- _WHAT IS REQUIRED_
Work out how many lines of the data hold the string "username", and reply with that number alone.

- _MATERIAL PROVIDED_
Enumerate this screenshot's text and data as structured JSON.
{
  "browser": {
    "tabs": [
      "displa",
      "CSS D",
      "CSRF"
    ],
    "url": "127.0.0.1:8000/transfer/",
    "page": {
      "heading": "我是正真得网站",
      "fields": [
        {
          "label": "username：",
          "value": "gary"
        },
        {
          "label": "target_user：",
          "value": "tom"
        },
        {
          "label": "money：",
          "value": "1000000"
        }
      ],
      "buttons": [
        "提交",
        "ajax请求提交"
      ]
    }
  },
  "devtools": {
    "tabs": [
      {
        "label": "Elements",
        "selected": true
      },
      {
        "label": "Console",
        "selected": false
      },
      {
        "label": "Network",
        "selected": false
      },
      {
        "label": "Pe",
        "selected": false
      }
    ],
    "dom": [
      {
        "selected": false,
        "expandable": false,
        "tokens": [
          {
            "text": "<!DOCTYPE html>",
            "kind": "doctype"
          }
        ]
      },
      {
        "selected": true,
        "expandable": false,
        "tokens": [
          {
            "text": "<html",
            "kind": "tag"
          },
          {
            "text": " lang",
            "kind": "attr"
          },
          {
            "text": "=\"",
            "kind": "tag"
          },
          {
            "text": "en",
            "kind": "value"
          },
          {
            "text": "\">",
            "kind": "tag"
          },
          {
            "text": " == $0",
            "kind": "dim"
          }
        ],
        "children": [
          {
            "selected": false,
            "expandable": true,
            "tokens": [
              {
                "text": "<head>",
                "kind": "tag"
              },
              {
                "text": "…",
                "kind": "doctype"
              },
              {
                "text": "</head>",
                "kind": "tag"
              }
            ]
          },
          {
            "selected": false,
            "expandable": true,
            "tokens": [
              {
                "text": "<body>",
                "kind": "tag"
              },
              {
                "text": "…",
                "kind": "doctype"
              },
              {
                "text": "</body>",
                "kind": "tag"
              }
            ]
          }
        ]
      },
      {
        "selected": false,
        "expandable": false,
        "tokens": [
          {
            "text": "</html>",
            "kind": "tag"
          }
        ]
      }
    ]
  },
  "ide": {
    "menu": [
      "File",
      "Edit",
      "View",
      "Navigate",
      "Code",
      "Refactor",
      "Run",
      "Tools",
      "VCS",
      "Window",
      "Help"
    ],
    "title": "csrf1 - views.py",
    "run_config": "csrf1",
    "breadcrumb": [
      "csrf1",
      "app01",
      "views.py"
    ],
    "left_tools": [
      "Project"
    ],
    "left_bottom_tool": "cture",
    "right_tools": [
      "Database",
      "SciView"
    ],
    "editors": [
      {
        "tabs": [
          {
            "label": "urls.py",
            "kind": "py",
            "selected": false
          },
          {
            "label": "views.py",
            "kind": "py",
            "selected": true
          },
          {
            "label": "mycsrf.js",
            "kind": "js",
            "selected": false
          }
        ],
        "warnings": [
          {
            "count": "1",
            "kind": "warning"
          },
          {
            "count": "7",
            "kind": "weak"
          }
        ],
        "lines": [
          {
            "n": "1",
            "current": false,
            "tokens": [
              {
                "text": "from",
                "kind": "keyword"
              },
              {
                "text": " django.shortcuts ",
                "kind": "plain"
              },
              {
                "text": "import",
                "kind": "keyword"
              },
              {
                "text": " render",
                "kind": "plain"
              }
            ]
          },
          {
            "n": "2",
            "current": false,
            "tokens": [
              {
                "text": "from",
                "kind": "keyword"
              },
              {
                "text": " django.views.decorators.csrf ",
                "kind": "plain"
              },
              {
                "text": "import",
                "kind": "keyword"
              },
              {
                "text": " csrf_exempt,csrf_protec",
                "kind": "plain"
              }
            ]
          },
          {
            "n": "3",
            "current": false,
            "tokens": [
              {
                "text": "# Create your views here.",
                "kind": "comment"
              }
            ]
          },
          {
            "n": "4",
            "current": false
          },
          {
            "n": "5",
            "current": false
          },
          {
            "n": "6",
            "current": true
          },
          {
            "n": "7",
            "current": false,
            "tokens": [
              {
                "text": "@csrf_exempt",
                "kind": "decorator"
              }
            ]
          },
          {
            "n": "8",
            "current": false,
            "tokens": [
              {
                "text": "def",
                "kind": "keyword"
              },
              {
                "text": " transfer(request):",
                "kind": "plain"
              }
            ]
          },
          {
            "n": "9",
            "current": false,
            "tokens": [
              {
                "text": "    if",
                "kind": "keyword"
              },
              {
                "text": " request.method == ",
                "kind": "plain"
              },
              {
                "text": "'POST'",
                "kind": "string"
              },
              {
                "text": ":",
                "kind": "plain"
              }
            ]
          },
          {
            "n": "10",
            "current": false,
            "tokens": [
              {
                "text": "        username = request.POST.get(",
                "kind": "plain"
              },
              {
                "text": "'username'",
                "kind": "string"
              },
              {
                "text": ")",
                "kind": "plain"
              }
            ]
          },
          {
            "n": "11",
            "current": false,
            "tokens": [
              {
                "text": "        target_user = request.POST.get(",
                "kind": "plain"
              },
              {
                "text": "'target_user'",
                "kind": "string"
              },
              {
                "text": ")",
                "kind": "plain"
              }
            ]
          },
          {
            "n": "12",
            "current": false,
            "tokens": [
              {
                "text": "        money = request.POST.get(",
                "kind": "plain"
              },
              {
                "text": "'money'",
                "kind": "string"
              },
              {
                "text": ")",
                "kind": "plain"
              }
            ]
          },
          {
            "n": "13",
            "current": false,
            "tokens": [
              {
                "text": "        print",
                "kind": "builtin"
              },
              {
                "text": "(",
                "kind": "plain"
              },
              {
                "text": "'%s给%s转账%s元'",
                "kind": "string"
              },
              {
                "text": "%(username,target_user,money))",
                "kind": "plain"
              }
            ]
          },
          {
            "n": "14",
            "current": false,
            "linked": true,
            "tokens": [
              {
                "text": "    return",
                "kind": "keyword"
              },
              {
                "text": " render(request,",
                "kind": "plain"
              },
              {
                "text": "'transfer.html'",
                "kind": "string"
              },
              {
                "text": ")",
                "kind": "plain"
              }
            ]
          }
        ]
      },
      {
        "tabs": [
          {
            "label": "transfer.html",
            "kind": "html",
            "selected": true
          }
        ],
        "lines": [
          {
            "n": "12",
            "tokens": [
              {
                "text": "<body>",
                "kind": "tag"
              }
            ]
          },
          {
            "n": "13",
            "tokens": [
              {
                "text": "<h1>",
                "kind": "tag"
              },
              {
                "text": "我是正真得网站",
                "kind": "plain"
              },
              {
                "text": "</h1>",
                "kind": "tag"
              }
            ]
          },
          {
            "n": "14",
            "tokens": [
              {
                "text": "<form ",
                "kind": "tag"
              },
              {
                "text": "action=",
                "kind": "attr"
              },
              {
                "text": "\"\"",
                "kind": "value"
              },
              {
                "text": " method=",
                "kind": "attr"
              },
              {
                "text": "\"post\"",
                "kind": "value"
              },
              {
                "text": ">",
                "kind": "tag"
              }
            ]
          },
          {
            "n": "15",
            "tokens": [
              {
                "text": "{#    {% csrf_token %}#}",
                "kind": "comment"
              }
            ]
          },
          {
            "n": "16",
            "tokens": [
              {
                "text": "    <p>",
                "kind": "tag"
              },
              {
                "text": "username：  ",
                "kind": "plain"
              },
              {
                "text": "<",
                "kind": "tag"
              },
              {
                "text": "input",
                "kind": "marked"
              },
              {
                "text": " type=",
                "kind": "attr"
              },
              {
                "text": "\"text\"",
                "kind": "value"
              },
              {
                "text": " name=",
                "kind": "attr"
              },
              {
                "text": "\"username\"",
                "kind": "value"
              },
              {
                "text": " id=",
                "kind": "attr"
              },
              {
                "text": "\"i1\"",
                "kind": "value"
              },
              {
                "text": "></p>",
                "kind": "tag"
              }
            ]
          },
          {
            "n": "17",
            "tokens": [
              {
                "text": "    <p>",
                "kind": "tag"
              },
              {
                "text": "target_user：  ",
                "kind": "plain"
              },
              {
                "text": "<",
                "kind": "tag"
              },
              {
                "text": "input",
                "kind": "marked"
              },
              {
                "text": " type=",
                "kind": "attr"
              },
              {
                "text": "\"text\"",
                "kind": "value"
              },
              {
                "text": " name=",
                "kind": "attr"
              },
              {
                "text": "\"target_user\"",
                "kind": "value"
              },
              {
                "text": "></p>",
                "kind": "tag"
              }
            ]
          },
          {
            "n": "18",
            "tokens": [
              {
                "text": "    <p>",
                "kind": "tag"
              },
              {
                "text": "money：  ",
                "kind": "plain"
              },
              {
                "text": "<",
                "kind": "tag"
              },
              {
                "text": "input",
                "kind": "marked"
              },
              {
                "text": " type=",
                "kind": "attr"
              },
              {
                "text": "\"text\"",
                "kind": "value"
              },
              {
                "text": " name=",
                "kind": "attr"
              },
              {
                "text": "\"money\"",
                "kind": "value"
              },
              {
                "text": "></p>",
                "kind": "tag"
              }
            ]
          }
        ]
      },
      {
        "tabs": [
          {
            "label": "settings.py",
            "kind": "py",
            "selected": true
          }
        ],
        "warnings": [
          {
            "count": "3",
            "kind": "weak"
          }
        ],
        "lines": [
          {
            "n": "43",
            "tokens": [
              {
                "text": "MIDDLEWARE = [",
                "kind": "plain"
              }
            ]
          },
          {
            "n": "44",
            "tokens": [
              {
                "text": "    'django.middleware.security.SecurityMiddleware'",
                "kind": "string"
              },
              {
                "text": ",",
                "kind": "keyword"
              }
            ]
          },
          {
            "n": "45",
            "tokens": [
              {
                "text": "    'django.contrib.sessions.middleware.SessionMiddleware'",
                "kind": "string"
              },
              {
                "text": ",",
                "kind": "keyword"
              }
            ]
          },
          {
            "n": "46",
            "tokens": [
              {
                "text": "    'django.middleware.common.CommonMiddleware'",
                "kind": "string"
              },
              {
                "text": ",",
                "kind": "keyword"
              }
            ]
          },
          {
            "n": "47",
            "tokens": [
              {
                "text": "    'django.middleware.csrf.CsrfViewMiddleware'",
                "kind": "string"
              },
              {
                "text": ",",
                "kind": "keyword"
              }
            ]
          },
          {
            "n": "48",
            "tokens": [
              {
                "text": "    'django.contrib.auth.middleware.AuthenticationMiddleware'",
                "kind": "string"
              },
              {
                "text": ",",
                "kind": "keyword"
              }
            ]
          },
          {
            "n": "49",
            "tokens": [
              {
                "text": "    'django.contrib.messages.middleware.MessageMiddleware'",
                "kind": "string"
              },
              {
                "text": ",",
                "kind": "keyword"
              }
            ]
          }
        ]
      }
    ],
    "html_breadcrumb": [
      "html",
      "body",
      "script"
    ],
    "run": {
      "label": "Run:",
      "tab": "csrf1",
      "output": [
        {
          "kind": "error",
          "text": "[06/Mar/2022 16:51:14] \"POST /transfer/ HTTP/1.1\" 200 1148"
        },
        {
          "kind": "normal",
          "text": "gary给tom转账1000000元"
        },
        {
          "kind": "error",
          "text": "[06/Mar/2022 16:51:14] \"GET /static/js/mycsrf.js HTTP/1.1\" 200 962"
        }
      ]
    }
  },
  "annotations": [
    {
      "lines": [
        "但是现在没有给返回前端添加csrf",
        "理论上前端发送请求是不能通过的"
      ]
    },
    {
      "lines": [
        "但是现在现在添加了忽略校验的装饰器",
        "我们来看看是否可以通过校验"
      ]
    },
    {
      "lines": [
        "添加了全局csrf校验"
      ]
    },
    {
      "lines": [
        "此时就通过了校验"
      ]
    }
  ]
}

- _THE RESULT_
6